Exclude any images and output the remaining records exactly.

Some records
++++++++++

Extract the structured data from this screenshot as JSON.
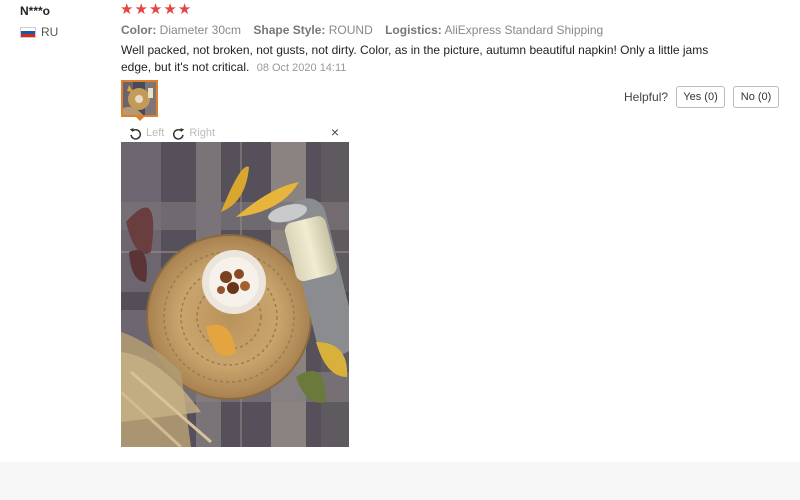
{
  "review": {
    "reviewer": "N***o",
    "country": "RU",
    "rating": 5,
    "attributes": [
      {
        "key": "Color:",
        "value": "Diameter 30cm"
      },
      {
        "key": "Shape Style:",
        "value": "ROUND"
      },
      {
        "key": "Logistics:",
        "value": "AliExpress Standard Shipping"
      }
    ],
    "text": "Well packed, not broken, not gusts, not dirty. Color, as in the picture, autumn beautiful napkin! Only a little jams edge, but it's not critical.",
    "date": "08 Oct 2020 14:11"
  },
  "helpful": {
    "label": "Helpful?",
    "yes": "Yes (0)",
    "no": "No (0)"
  },
  "viewer": {
    "left": "Left",
    "right": "Right",
    "close": "×"
  },
  "colors": {
    "star": "#e64545",
    "thumb_border": "#e07f2a"
  }
}
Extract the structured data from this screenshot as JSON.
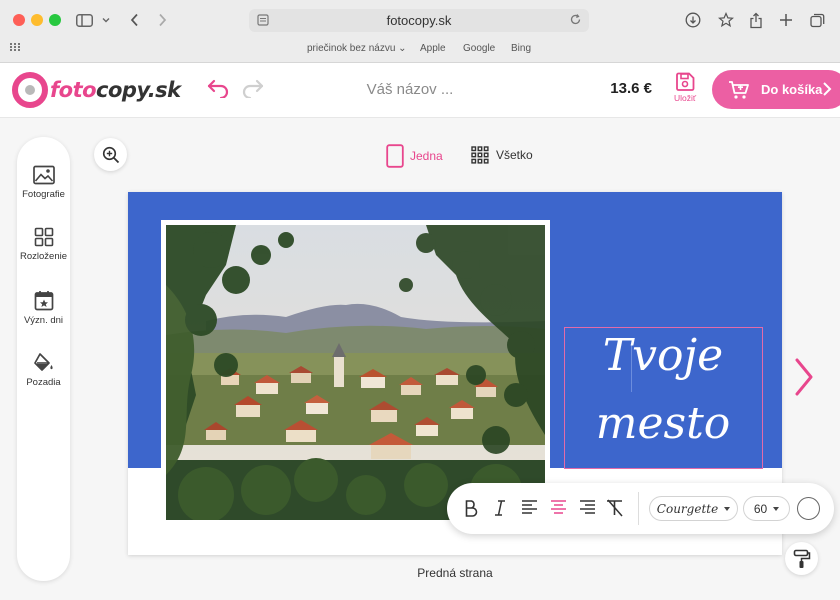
{
  "browser": {
    "url": "fotocopy.sk",
    "favorites": [
      "priečinok bez názvu",
      "Apple",
      "Google",
      "Bing"
    ]
  },
  "app": {
    "logo_foto": "foto",
    "logo_rest": "copy.sk",
    "title_placeholder": "Váš názov ...",
    "price": "13.6 €",
    "save_label": "Uložiť",
    "cart_label": "Do košíka",
    "brand_color": "#e8468d"
  },
  "tools": [
    {
      "label": "Fotografie",
      "icon": "image-icon"
    },
    {
      "label": "Rozloženie",
      "icon": "layout-icon"
    },
    {
      "label": "Význ. dni",
      "icon": "calendar-star-icon"
    },
    {
      "label": "Pozadia",
      "icon": "paint-bucket-icon"
    }
  ],
  "view": {
    "one_label": "Jedna",
    "all_label": "Všetko",
    "active": "Jedna"
  },
  "canvas": {
    "text_line1": "Tvoje",
    "text_line2": "mesto",
    "background_color": "#3d66cc",
    "side_caption": "Predná strana"
  },
  "text_toolbar": {
    "font": "Courgette",
    "size": "60",
    "color": "#ffffff"
  }
}
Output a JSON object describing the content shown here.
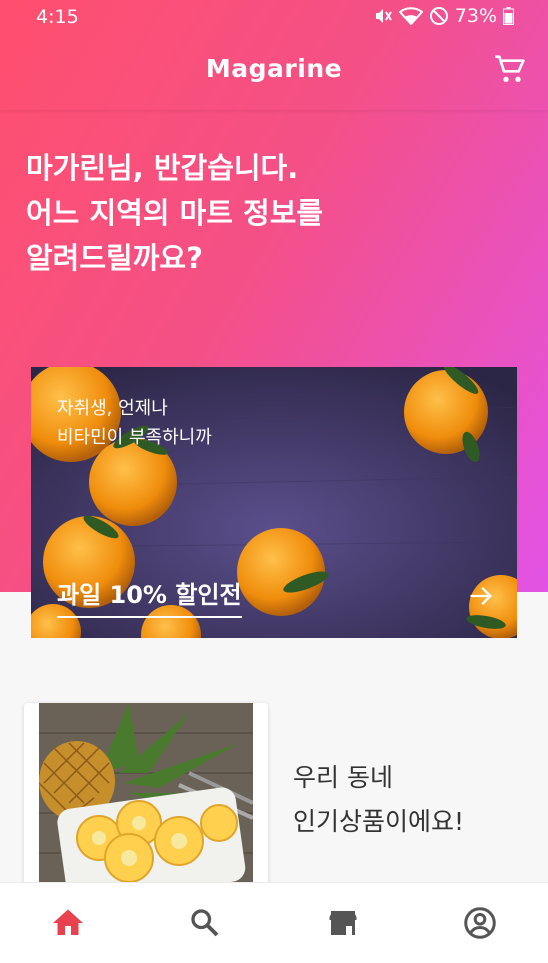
{
  "status_bar": {
    "time": "4:15",
    "battery": "73%",
    "icons": [
      "mute-icon",
      "wifi-icon",
      "do-not-disturb-icon",
      "battery-icon"
    ]
  },
  "app_bar": {
    "title": "Magarine",
    "cart_icon": "cart-icon"
  },
  "greeting": {
    "line1": "마가린님, 반갑습니다.",
    "line2": "어느 지역의 마트 정보를",
    "line3": "알려드릴까요?"
  },
  "banner": {
    "subtitle_line1": "자취생, 언제나",
    "subtitle_line2": "비타민이 부족하니까",
    "headline": "과일 10% 할인전",
    "arrow_icon": "arrow-right-icon"
  },
  "popular": {
    "line1": "우리 동네",
    "line2": "인기상품이에요!"
  },
  "bottom_nav": {
    "items": [
      {
        "icon": "home-icon",
        "active": true
      },
      {
        "icon": "search-icon",
        "active": false
      },
      {
        "icon": "store-icon",
        "active": false
      },
      {
        "icon": "account-icon",
        "active": false
      }
    ]
  },
  "colors": {
    "gradient_start": "#ff4f6e",
    "gradient_end": "#e253e6",
    "nav_active": "#e8424f",
    "nav_inactive": "#555555"
  }
}
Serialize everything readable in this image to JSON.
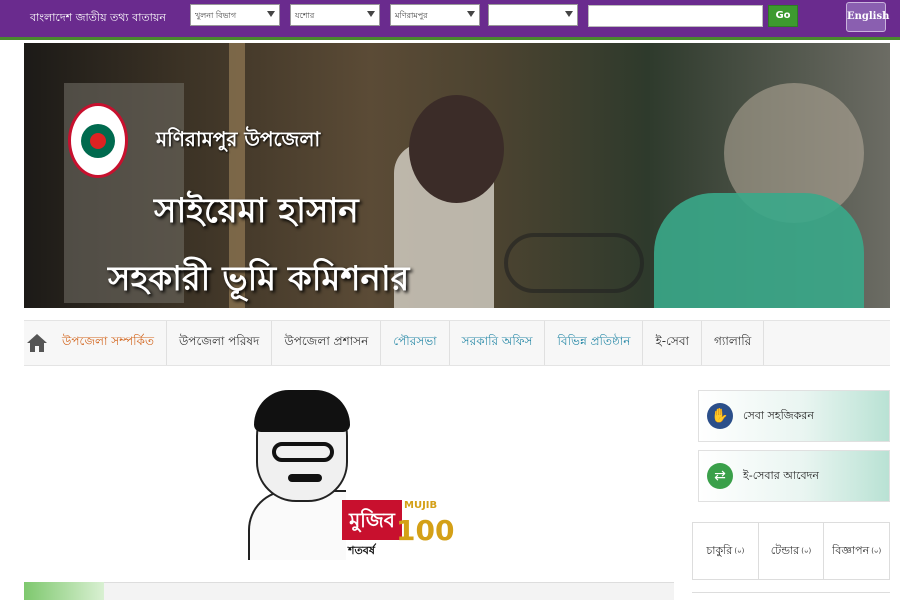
{
  "topbar": {
    "portal_title": "বাংলাদেশ জাতীয় তথ্য বাতায়ন",
    "selects": [
      "খুলনা বিভাগ",
      "যশোর",
      "মণিরামপুর",
      ""
    ],
    "search_value": "",
    "go_label": "Go",
    "lang_label": "English",
    "colors": {
      "bar": "#6a2b8e",
      "go": "#3d9a2f"
    }
  },
  "banner": {
    "upazila": "মণিরামপুর উপজেলা",
    "name": "সাইয়েমা হাসান",
    "role": "সহকারী ভূমি কমিশনার"
  },
  "nav": {
    "home_icon": "home-icon",
    "items": [
      "উপজেলা সম্পর্কিত",
      "উপজেলা পরিষদ",
      "উপজেলা প্রশাসন",
      "পৌরসভা",
      "সরকারি অফিস",
      "বিভিন্ন প্রতিষ্ঠান",
      "ই-সেবা",
      "গ্যালারি"
    ]
  },
  "mujib_logo": {
    "badge": "মুজিব",
    "latin": "MUJIB",
    "hundred": "100",
    "sub": "শতবর্ষ"
  },
  "sidebar": {
    "cards": [
      {
        "label": "সেবা সহজিকরন",
        "icon": "hand-service-icon",
        "color": "#2b4f8a"
      },
      {
        "label": "ই-সেবার আবেদন",
        "icon": "phone-arrows-icon",
        "color": "#3aa04a"
      }
    ],
    "tabs": [
      {
        "label": "চাকুরি",
        "count": "(০)"
      },
      {
        "label": "টেন্ডার",
        "count": "(০)"
      },
      {
        "label": "বিজ্ঞাপন",
        "count": "(০)"
      }
    ]
  }
}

++++++++++

> [WRITTEN RESPONSE]
Extract the structured data from this screenshot as JSON.
{
  "review": {
    "reviewer": "N***o",
    "country": "RU",
    "rating": 5,
    "attributes": [
      {
        "key": "Color:",
        "value": "Diameter 30cm"
      },
      {
        "key": "Shape Style:",
        "value": "ROUND"
      },
      {
        "key": "Logistics:",
        "value": "AliExpress Standard Shipping"
      }
    ],
    "text": "Well packed, not broken, not gusts, not dirty. Color, as in the picture, autumn beautiful napkin! Only a little jams edge, but it's not critical.",
    "date": "08 Oct 2020 14:11"
  },
  "helpful": {
    "label": "Helpful?",
    "yes": "Yes (0)",
    "no": "No (0)"
  },
  "viewer": {
    "left": "Left",
    "right": "Right",
    "close": "×"
  },
  "colors": {
    "star": "#e64545",
    "thumb_border": "#e07f2a"
  }
}
Extract the structured data from this screenshot as JSON.
{
  "browser": {
    "url": "fotocopy.sk",
    "favorites": [
      "priečinok bez názvu",
      "Apple",
      "Google",
      "Bing"
    ]
  },
  "app": {
    "logo_foto": "foto",
    "logo_rest": "copy.sk",
    "title_placeholder": "Váš názov ...",
    "price": "13.6 €",
    "save_label": "Uložiť",
    "cart_label": "Do košíka",
    "brand_color": "#e8468d"
  },
  "tools": [
    {
      "label": "Fotografie",
      "icon": "image-icon"
    },
    {
      "label": "Rozloženie",
      "icon": "layout-icon"
    },
    {
      "label": "Význ. dni",
      "icon": "calendar-star-icon"
    },
    {
      "label": "Pozadia",
      "icon": "paint-bucket-icon"
    }
  ],
  "view": {
    "one_label": "Jedna",
    "all_label": "Všetko",
    "active": "Jedna"
  },
  "canvas": {
    "text_line1": "Tvoje",
    "text_line2": "mesto",
    "background_color": "#3d66cc",
    "side_caption": "Predná strana"
  },
  "text_toolbar": {
    "font": "Courgette",
    "size": "60",
    "color": "#ffffff"
  }
}
Output a JSON object describing the content shown here.
{
  "status_bar": {
    "time": "4:15",
    "battery": "73%",
    "icons": [
      "mute-icon",
      "wifi-icon",
      "do-not-disturb-icon",
      "battery-icon"
    ]
  },
  "app_bar": {
    "title": "Magarine",
    "cart_icon": "cart-icon"
  },
  "greeting": {
    "line1": "마가린님, 반갑습니다.",
    "line2": "어느 지역의 마트 정보를",
    "line3": "알려드릴까요?"
  },
  "banner": {
    "subtitle_line1": "자취생, 언제나",
    "subtitle_line2": "비타민이 부족하니까",
    "headline": "과일 10% 할인전",
    "arrow_icon": "arrow-right-icon"
  },
  "popular": {
    "line1": "우리 동네",
    "line2": "인기상품이에요!"
  },
  "bottom_nav": {
    "items": [
      {
        "icon": "home-icon",
        "active": true
      },
      {
        "icon": "search-icon",
        "active": false
      },
      {
        "icon": "store-icon",
        "active": false
      },
      {
        "icon": "account-icon",
        "active": false
      }
    ]
  },
  "colors": {
    "gradient_start": "#ff4f6e",
    "gradient_end": "#e253e6",
    "nav_active": "#e8424f",
    "nav_inactive": "#555555"
  }
}
Serialize everything readable in this image to JSON.
{
  "topbar": {
    "portal_title": "বাংলাদেশ জাতীয় তথ্য বাতায়ন",
    "selects": [
      "খুলনা বিভাগ",
      "যশোর",
      "মণিরামপুর",
      ""
    ],
    "search_value": "",
    "go_label": "Go",
    "lang_label": "English",
    "colors": {
      "bar": "#6a2b8e",
      "go": "#3d9a2f"
    }
  },
  "banner": {
    "upazila": "মণিরামপুর উপজেলা",
    "name": "সাইয়েমা হাসান",
    "role": "সহকারী ভূমি কমিশনার"
  },
  "nav": {
    "home_icon": "home-icon",
    "items": [
      "উপজেলা সম্পর্কিত",
      "উপজেলা পরিষদ",
      "উপজেলা প্রশাসন",
      "পৌরসভা",
      "সরকারি অফিস",
      "বিভিন্ন প্রতিষ্ঠান",
      "ই-সেবা",
      "গ্যালারি"
    ]
  },
  "mujib_logo": {
    "badge": "মুজিব",
    "latin": "MUJIB",
    "hundred": "100",
    "sub": "শতবর্ষ"
  },
  "sidebar": {
    "cards": [
      {
        "label": "সেবা সহজিকরন",
        "icon": "hand-service-icon",
        "color": "#2b4f8a"
      },
      {
        "label": "ই-সেবার আবেদন",
        "icon": "phone-arrows-icon",
        "color": "#3aa04a"
      }
    ],
    "tabs": [
      {
        "label": "চাকুরি",
        "count": "(০)"
      },
      {
        "label": "টেন্ডার",
        "count": "(০)"
      },
      {
        "label": "বিজ্ঞাপন",
        "count": "(০)"
      }
    ]
  }
}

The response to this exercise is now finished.